[Dataset rows]
-- START --
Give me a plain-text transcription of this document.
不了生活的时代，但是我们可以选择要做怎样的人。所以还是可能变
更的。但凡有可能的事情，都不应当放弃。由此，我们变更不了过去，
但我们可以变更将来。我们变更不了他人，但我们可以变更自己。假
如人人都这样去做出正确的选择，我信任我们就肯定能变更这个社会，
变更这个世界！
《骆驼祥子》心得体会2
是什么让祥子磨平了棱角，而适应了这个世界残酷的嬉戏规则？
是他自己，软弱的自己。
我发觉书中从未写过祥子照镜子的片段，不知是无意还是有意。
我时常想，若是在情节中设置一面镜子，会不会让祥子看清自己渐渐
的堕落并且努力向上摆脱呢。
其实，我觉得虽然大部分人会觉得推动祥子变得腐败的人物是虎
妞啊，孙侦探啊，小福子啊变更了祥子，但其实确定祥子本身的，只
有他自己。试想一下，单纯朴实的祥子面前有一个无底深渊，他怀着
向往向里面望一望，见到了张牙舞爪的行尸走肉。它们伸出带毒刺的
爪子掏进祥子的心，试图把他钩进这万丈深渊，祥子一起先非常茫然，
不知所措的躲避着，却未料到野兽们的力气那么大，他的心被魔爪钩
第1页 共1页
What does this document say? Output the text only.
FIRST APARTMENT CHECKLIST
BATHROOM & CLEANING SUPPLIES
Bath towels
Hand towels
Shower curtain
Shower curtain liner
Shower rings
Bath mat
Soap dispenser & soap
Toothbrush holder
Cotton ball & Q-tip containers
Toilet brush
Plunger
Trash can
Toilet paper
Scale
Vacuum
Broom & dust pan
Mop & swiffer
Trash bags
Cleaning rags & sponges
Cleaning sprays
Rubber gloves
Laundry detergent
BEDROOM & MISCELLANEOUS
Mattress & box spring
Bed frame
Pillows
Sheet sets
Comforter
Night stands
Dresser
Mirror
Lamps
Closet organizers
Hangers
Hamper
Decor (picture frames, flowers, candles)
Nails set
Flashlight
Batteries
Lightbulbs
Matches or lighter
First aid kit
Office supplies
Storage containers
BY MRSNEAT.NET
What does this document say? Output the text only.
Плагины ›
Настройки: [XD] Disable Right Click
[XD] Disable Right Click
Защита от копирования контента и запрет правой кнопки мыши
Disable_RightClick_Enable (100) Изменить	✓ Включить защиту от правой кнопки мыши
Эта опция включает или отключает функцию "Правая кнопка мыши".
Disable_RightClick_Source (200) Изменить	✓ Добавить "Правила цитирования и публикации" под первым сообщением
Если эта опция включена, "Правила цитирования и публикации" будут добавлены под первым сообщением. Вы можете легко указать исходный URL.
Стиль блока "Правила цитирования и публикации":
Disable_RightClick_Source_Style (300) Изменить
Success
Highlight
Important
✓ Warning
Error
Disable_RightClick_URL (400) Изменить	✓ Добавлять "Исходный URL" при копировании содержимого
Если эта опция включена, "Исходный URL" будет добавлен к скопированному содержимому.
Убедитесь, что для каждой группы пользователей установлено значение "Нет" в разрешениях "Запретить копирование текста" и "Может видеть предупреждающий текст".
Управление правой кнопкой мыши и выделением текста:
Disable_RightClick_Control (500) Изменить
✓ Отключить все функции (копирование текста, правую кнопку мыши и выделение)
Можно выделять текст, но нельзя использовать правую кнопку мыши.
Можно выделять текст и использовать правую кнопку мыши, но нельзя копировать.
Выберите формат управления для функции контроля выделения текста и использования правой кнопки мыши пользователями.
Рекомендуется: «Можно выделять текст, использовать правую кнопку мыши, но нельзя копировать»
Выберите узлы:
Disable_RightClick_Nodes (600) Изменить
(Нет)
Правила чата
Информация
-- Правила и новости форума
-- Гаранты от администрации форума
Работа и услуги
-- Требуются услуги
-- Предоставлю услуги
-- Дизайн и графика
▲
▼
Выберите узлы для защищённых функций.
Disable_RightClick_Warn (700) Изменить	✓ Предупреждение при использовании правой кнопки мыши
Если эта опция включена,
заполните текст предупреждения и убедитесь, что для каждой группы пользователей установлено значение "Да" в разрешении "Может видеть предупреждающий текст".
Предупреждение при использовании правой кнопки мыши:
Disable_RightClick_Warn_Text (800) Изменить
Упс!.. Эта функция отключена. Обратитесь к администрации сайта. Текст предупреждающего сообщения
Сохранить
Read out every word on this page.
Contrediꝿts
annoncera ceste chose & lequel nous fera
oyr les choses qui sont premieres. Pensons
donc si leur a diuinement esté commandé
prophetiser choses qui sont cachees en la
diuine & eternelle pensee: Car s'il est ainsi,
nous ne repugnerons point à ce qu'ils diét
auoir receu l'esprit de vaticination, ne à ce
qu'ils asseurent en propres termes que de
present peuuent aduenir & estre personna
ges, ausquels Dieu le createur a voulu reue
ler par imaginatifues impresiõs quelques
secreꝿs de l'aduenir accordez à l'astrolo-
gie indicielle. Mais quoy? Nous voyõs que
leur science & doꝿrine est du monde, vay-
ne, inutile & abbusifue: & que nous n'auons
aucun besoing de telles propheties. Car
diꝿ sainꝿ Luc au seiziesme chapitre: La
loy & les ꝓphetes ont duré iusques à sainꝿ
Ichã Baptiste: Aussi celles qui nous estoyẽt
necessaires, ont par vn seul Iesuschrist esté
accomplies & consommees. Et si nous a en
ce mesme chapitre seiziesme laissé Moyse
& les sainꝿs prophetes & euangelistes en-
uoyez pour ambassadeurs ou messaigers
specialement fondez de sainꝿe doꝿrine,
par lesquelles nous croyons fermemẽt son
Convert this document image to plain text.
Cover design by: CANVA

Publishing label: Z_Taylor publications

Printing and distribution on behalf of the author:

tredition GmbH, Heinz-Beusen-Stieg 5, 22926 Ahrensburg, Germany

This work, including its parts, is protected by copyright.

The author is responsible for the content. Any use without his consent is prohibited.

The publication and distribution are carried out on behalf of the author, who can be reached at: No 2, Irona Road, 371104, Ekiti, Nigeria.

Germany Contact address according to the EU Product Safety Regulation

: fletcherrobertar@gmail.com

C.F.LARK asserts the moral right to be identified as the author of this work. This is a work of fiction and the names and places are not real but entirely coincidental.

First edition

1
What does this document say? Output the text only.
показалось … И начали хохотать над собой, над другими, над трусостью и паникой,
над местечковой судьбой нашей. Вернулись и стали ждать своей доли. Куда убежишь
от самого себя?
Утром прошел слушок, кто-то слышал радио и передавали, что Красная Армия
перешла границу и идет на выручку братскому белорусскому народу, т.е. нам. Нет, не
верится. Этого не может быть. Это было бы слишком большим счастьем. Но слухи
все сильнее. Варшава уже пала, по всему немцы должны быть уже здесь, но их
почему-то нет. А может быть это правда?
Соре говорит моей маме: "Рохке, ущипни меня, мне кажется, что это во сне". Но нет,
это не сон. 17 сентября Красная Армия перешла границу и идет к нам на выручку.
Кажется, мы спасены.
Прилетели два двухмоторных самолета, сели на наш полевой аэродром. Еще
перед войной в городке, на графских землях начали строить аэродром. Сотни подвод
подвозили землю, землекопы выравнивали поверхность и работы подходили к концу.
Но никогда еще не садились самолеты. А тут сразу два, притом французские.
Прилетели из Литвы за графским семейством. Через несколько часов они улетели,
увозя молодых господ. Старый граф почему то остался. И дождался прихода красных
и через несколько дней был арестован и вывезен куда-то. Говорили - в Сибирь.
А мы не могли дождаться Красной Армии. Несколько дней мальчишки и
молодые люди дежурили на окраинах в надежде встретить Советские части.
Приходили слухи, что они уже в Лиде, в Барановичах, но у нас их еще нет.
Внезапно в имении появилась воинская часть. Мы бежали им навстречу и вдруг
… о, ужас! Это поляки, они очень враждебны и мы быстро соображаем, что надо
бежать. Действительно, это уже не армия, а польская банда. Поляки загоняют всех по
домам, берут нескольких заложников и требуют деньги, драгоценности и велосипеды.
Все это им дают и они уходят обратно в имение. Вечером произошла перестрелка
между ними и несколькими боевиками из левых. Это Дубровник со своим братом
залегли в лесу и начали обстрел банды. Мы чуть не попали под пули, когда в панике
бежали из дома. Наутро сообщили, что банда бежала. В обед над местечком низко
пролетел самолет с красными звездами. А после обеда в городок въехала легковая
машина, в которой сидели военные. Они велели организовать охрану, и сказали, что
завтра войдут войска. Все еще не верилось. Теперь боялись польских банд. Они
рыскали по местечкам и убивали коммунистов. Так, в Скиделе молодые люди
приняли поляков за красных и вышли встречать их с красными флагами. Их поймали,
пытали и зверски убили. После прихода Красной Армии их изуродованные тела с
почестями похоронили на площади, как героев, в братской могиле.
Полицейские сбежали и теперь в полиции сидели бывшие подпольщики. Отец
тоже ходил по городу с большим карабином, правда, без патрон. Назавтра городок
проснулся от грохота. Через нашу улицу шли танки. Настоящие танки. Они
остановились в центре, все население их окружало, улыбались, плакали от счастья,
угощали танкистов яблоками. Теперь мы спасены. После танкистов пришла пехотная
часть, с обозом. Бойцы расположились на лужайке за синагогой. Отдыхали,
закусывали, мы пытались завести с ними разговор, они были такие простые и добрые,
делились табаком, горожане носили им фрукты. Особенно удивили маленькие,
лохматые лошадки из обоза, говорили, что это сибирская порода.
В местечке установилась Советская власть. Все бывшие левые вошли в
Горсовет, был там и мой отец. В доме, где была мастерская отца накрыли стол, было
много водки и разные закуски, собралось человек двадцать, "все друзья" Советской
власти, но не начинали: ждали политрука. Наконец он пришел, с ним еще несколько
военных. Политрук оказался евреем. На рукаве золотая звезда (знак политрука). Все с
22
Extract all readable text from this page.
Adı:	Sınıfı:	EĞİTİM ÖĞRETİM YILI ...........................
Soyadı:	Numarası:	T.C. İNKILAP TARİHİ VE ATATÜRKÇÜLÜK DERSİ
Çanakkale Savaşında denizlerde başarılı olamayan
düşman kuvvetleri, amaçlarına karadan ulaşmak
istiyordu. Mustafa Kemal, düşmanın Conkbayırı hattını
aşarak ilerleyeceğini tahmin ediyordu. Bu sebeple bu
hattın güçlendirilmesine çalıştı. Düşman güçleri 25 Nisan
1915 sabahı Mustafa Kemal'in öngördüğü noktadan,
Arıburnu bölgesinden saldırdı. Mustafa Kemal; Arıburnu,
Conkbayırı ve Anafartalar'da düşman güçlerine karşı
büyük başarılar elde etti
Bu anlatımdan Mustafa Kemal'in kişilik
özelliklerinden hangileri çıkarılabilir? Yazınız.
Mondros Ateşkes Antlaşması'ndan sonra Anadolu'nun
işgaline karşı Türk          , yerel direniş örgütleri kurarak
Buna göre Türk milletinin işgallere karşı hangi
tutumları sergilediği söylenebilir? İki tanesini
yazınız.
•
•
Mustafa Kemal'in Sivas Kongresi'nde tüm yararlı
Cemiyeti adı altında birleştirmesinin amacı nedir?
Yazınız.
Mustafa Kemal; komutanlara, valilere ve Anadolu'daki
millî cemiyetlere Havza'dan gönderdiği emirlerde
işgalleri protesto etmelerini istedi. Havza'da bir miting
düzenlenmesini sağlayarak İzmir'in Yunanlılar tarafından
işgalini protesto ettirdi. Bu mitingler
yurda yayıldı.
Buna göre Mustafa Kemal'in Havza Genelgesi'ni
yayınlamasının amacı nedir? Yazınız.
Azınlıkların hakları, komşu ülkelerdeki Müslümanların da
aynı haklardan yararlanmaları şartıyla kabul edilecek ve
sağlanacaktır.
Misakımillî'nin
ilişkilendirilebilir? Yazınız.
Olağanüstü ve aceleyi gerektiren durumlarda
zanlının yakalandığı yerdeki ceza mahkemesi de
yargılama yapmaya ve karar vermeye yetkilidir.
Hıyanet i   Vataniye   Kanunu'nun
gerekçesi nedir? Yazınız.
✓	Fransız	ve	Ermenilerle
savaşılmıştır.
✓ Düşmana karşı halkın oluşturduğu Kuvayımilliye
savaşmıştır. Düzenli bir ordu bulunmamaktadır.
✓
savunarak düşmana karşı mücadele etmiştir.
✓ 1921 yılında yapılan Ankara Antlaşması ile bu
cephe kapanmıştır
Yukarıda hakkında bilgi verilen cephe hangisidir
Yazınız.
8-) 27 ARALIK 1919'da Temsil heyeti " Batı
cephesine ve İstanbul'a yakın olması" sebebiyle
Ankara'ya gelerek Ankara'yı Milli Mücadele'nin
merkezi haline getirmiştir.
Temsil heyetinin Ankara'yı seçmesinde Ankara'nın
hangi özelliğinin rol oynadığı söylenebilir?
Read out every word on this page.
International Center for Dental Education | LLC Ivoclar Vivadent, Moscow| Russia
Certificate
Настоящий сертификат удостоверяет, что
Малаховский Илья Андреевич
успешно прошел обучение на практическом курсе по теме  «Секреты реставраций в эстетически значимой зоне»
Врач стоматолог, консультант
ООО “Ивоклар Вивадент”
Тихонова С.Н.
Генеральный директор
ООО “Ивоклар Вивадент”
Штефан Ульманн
-- END --
WHAT TO DO:
Where a line in the material contains "красными", copy that line.

FINAL ANSWER:
пролетел самолет с красными звездами. А после обеда в городок въехала легковая
приняли поляков за красных и вышли встречать их с красными флагами. Их поймали,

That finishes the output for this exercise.